ESTRATTO DEL TESTO:
----------------------------------------

L'aveva chiamata san Casciano la sua casa del buen retiro a Plattenberg, il luogo natìo in cui tornò per trascorrere la lunga vecchiaia fino alla morte, all'età di 97 anni, nel 1985. San Casciano, come l'ultima casa-esilio di Niccolò Machiavelli, quando si ritirò dall'attività di Segretario. Ma Carl Schmitt confidò in un'intervista che aveva battezzato così la sua casa non solo in onore di Machiavelli ma anche perché San Casciano è il santo protettore dei professori uccisi dai loro scolari. Schmitt si identificava in ambedue, nell'autore de Il Principe, nel suo lucido realismo politico e nel suo amore per la romanità; ma anche nel Santo, perché si sentì tradito da molti suoi allievi. Quell'intervista dà il titolo a una raccolta di scritti di Carl Schmitt, curata da Giorgio Agamben e riapparsa da poco (Un giurista davanti a se stesso, Neri Pozza, pagg. 314, euro 16,50).
Non è un caso ma un destino che Carl non si chiami Karl. La matrice cattolico-romana e latina è decisiva nella sua biografia intellettuale. La tradizione a cui si richiama Schmitt è lo jus publicum europaeum, di cui «padre è il diritto romano e madre la Chiesa di Roma»; la fede in cui nacque, visse e morì è quella cattolica apostolica romana; «la concezione di Schmitt - notava Hugo Ball - è latina»; la lingua latina era per lui «un piacere, un vero godimento»; un suo saggio chiave è Cattolicesimo romano e forma politica, e l'annesso saggio sulla visibilità della Chiesa. E non solo. La critica di fondo che Schmitt rivolge alla sua Germania è «il sentimento antiromano» che la percorre da secoli e che sostanzia la differenza tra cultura evangelica e cattolica. È una divergenza che spiega molte cose del passato e anche qualcuna del presente. Compresa quell'asprezza intransigente dei tedeschi e di altri popoli di derivazione protestante verso i Paesi mediterranei di formazione greco-latina e cattolico-romana. È quello per Schmitt il vero spread tra tedeschi e latini.

----------------------------------------

COMPITI DA SVOLGERE:
(a) Rispondi a queste domande sul brano dedicato a Carl Schmitt:
(i) A quale età e in quale anno morì Schmitt?
(ii) Chi ha curato la raccolta di scritti intitolata Un giurista davanti a se stesso?
(iii) Come definisce Hugo Ball la concezione di Schmitt?
(b) Modifica nei record il tratto che va dalla riga contenente "Text: JP¥1.226b /yr: JP¥1.226b" fino alla riga contenente "Text: Cash From Op: Cash From Op xyxy=(488,525,571,539)", estremi inclusi: sostituisci "Cash From Op" con "Operating Cash Flow" senza cambiare nient'altro e riporta soltanto quelle righe.

----------------------------------------

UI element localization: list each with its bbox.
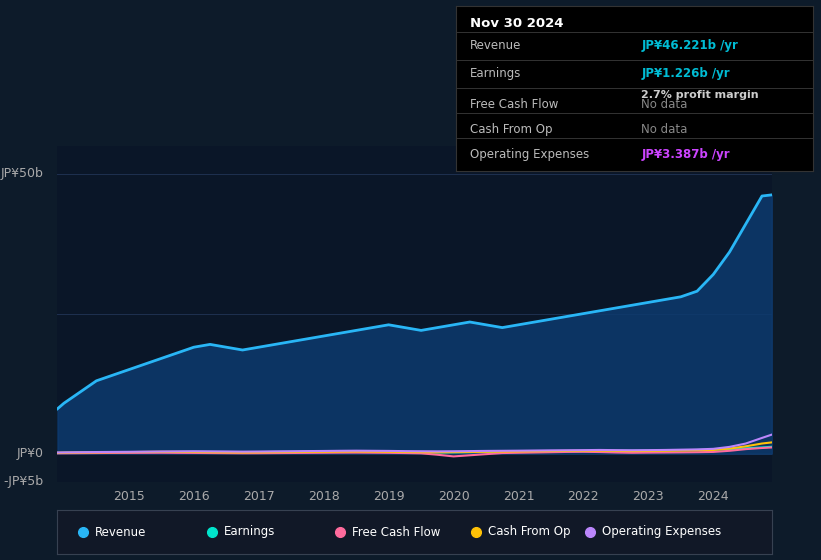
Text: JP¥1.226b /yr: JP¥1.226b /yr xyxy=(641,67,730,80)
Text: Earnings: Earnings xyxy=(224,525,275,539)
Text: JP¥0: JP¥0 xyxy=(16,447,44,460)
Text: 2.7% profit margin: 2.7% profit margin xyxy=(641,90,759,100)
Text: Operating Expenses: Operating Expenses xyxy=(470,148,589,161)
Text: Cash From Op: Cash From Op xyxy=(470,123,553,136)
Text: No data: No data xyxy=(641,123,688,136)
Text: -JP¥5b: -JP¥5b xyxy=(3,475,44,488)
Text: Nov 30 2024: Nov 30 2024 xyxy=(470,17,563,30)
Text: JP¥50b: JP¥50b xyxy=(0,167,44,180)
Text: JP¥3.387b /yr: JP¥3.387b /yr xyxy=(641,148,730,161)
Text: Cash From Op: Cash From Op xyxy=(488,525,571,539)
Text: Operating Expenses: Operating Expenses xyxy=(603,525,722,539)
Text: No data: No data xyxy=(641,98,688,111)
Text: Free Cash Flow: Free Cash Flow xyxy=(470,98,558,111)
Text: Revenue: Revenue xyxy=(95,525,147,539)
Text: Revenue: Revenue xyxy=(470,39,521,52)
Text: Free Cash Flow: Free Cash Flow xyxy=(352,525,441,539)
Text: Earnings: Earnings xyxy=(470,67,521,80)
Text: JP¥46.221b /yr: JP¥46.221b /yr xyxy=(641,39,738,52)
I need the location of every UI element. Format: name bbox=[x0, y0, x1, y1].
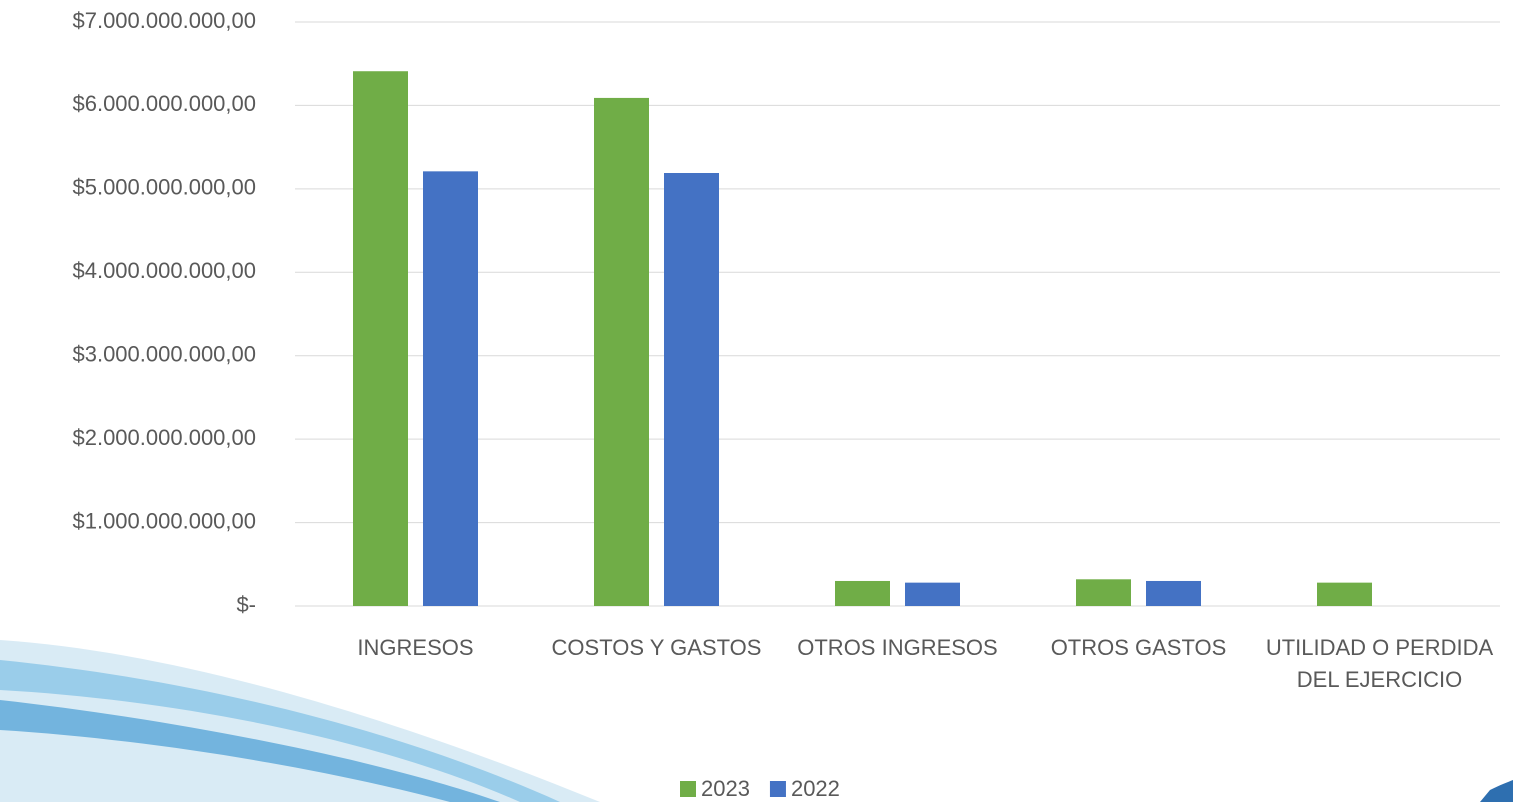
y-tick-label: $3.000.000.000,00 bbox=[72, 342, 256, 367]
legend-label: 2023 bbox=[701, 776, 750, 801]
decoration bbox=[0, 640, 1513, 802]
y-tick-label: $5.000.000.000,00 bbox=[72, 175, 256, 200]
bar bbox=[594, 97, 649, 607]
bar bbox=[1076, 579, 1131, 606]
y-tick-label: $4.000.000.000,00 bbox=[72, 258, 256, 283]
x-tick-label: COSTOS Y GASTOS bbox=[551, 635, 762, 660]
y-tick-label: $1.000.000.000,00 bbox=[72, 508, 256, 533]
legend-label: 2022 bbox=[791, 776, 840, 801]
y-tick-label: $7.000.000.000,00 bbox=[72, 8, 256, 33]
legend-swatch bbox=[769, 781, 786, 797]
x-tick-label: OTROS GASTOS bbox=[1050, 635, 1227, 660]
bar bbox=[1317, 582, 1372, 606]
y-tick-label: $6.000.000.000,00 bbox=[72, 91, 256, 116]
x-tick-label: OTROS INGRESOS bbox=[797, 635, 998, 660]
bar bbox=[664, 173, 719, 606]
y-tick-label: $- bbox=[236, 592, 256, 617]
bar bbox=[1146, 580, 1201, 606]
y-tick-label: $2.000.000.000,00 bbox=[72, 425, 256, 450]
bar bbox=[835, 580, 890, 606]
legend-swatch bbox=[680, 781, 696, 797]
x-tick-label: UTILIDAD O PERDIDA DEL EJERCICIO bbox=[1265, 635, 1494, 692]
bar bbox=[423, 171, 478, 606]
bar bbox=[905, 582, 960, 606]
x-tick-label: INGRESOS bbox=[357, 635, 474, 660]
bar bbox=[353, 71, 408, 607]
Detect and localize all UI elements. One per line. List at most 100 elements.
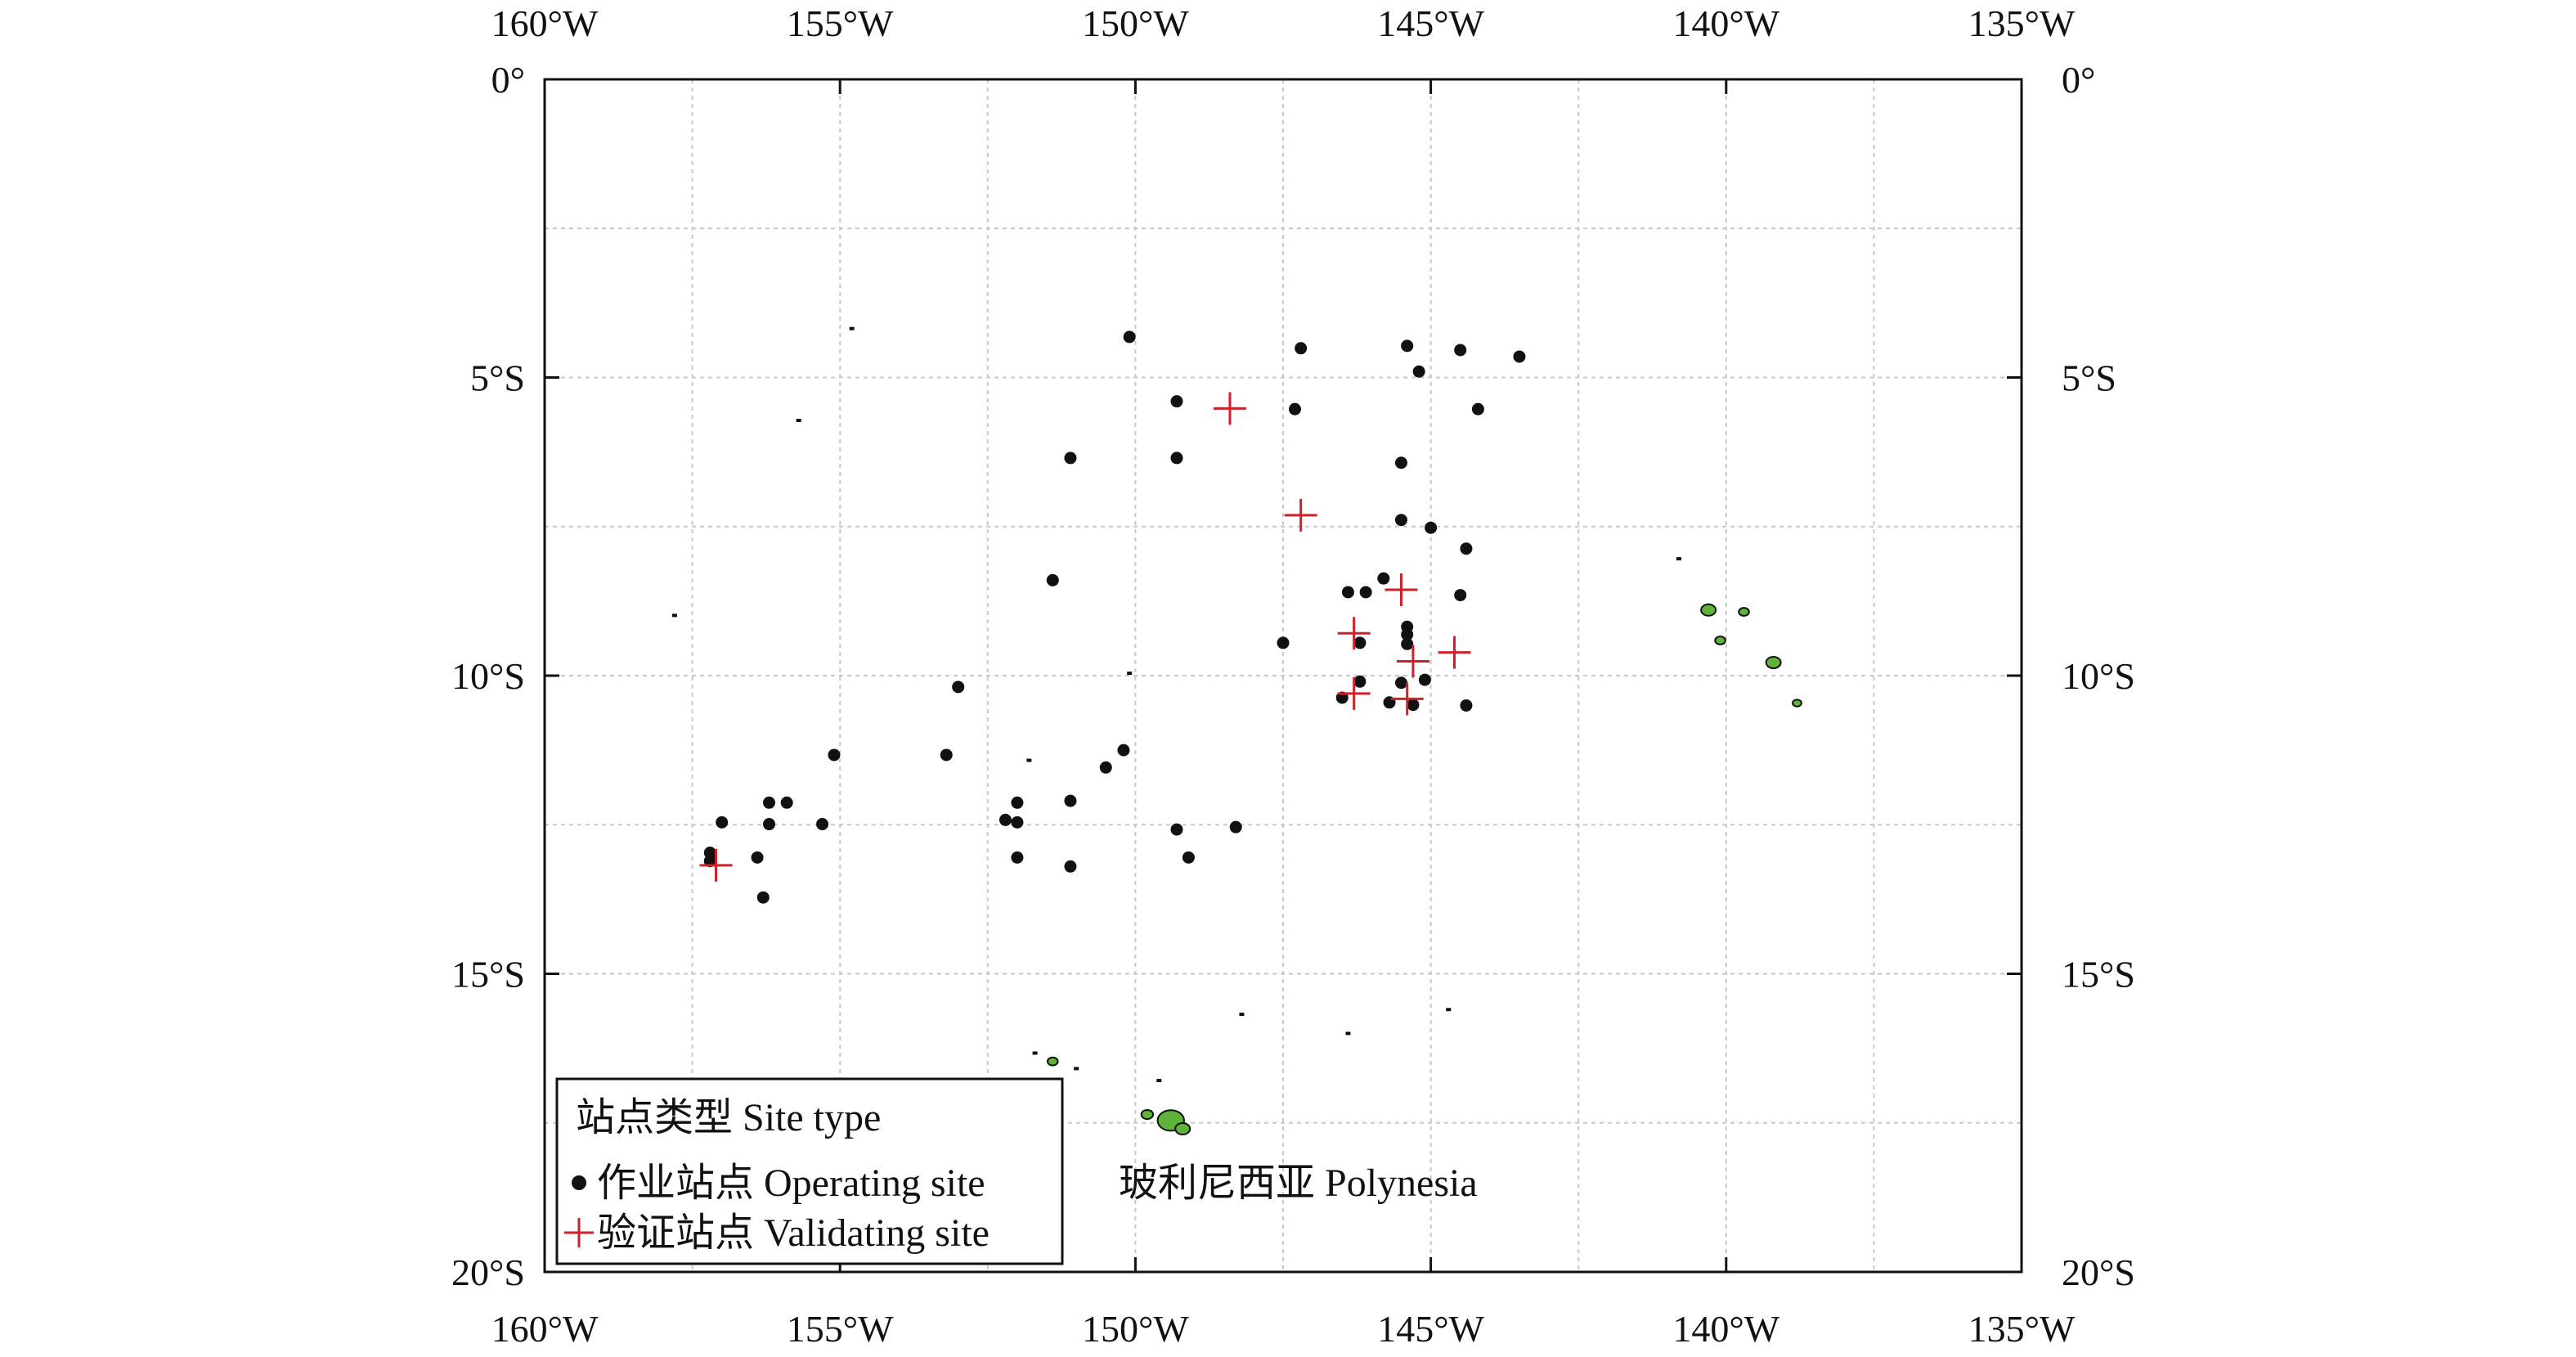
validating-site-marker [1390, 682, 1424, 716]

----------------------------------------

RISPOSTE AI COMPITI:
(a)
(i) A 97 anni, nel 1985.
(ii) Giorgio Agamben.
(iii) Latina.

(b)
Text: JP¥1.226b /yr: JP¥1.226b /yr xyxy=(641,67,730,80)
Text: Earnings: Earnings xyxy=(224,525,275,539)
Text: JP¥0: JP¥0 xyxy=(16,447,44,460)
Text: 2.7% profit margin: 2.7% profit margin xyxy=(641,90,759,100)
Text: Operating Expenses: Operating Expenses xyxy=(470,148,589,161)
Text: Operating Cash Flow: Operating Cash Flow xyxy=(470,123,553,136)
Text: No data: No data xyxy=(641,123,688,136)
Text: -JP¥5b: -JP¥5b xyxy=(3,475,44,488)
Text: Nov 30 2024: Nov 30 2024 xyxy=(470,17,563,30)
Text: JP¥50b: JP¥50b xyxy=(0,167,44,180)
Text: JP¥3.387b /yr: JP¥3.387b /yr xyxy=(641,148,730,161)
Text: Operating Cash Flow: Operating Cash Flow xyxy=(488,525,571,539)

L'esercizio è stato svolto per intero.